# SUPPLIED DATA:
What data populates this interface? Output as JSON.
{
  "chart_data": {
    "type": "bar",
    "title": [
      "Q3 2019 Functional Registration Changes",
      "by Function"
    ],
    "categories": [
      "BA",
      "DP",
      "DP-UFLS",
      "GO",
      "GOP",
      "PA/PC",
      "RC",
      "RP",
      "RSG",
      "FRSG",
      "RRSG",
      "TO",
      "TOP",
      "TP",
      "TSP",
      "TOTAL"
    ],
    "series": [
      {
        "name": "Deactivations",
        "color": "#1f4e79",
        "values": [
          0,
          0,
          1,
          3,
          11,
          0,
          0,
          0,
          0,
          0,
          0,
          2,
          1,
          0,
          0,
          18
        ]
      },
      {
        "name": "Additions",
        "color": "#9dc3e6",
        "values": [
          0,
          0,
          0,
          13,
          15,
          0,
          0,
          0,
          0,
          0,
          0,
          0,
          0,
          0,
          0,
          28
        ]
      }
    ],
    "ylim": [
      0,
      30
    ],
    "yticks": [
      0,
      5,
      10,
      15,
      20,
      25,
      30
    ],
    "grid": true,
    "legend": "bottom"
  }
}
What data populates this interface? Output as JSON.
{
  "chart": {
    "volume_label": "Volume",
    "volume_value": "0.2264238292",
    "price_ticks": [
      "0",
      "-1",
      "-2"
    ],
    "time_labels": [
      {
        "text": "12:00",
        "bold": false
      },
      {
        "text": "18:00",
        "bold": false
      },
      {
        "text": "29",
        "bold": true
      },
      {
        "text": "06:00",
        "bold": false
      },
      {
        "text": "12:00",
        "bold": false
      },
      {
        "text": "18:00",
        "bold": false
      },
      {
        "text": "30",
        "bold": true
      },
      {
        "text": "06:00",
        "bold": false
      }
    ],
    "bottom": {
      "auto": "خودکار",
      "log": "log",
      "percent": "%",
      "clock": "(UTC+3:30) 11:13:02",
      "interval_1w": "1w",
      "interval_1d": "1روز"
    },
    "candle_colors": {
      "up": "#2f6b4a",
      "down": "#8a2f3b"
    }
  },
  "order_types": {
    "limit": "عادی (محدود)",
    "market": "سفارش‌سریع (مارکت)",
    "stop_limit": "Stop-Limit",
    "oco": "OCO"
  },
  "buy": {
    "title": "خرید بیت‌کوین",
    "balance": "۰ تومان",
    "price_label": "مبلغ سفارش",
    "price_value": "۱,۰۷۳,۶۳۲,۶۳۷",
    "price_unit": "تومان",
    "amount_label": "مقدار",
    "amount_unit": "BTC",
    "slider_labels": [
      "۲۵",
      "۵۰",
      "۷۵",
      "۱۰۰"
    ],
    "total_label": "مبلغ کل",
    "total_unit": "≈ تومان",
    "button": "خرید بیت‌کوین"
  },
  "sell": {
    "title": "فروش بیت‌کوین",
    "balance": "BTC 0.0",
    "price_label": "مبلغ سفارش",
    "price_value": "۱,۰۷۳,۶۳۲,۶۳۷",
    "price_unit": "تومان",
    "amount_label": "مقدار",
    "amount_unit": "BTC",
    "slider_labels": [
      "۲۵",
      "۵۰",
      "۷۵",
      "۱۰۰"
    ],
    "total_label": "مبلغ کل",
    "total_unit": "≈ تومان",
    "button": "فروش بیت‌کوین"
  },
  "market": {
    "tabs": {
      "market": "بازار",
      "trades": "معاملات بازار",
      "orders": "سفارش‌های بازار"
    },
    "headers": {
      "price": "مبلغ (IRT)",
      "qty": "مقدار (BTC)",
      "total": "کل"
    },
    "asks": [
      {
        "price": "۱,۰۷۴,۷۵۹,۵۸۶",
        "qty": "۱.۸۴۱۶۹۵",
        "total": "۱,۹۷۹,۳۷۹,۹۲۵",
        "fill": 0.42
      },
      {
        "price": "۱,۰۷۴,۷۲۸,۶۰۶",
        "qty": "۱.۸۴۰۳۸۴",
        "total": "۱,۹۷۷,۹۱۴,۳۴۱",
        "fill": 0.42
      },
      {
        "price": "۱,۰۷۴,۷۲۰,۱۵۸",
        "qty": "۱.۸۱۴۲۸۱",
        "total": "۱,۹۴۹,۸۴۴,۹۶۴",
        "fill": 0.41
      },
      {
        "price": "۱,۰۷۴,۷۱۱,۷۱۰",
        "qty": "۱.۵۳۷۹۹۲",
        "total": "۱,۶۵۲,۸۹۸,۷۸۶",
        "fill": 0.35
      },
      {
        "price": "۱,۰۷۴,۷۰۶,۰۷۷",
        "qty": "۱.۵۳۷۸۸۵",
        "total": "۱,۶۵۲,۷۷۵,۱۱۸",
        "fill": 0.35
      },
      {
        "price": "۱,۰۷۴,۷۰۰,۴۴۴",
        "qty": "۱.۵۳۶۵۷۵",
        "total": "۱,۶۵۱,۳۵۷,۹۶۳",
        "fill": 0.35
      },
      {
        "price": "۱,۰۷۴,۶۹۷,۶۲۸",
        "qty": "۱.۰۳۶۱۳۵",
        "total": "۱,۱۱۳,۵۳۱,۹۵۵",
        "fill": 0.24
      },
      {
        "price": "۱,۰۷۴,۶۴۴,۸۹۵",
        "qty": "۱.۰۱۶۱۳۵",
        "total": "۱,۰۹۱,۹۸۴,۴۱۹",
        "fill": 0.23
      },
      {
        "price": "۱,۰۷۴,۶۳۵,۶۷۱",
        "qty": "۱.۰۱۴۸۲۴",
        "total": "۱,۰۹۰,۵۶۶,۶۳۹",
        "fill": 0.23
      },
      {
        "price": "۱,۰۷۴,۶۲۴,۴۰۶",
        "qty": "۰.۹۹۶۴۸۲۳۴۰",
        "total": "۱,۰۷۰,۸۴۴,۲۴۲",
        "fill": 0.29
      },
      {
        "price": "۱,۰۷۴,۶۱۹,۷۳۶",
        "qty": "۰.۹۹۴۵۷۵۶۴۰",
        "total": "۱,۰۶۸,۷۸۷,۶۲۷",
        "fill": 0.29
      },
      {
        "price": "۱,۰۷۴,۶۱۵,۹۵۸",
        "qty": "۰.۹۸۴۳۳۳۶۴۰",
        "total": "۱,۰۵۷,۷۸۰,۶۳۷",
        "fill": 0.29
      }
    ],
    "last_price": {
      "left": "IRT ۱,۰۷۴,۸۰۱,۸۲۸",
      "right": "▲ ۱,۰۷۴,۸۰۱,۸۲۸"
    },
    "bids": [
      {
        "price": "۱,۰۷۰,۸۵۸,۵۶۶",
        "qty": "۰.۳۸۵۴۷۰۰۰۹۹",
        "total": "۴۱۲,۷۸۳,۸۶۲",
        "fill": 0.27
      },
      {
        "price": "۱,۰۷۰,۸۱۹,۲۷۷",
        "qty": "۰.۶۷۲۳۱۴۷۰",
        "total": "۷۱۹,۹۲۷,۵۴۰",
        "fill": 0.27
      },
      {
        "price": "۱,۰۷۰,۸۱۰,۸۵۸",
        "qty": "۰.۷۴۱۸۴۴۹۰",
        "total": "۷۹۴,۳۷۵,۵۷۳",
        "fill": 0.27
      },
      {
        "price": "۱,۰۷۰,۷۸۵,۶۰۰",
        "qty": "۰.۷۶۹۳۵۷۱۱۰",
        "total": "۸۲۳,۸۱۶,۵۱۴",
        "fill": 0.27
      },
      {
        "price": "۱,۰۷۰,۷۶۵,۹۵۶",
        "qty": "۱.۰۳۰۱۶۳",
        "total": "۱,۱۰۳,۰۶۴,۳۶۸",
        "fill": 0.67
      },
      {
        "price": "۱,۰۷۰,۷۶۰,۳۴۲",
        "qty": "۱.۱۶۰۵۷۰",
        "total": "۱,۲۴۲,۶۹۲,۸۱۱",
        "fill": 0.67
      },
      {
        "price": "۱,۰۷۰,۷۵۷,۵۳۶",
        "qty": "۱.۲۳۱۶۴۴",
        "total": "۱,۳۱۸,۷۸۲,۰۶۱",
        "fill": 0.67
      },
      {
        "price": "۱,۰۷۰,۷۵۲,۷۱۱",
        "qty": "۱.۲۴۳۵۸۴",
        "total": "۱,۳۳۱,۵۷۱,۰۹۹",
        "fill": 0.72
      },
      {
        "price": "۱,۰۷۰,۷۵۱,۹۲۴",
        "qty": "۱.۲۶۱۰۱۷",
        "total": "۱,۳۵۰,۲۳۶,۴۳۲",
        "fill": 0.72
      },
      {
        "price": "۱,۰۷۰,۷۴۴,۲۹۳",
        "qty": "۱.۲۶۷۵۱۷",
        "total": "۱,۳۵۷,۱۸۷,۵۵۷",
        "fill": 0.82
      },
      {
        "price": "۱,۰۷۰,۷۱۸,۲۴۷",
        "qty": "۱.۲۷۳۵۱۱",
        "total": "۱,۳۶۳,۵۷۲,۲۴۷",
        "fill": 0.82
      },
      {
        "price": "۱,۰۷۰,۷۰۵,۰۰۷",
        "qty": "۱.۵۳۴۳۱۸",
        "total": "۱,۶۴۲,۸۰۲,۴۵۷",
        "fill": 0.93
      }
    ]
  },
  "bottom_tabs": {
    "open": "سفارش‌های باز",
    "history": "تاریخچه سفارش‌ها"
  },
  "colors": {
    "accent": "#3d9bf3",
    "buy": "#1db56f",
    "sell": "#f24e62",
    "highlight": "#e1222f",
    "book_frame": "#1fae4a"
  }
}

# BRIEF:
Tally the lines in these entries that have the string "title" in them, then answer with the count and nothing else.

# SOLUTION TO THIS TASK:
3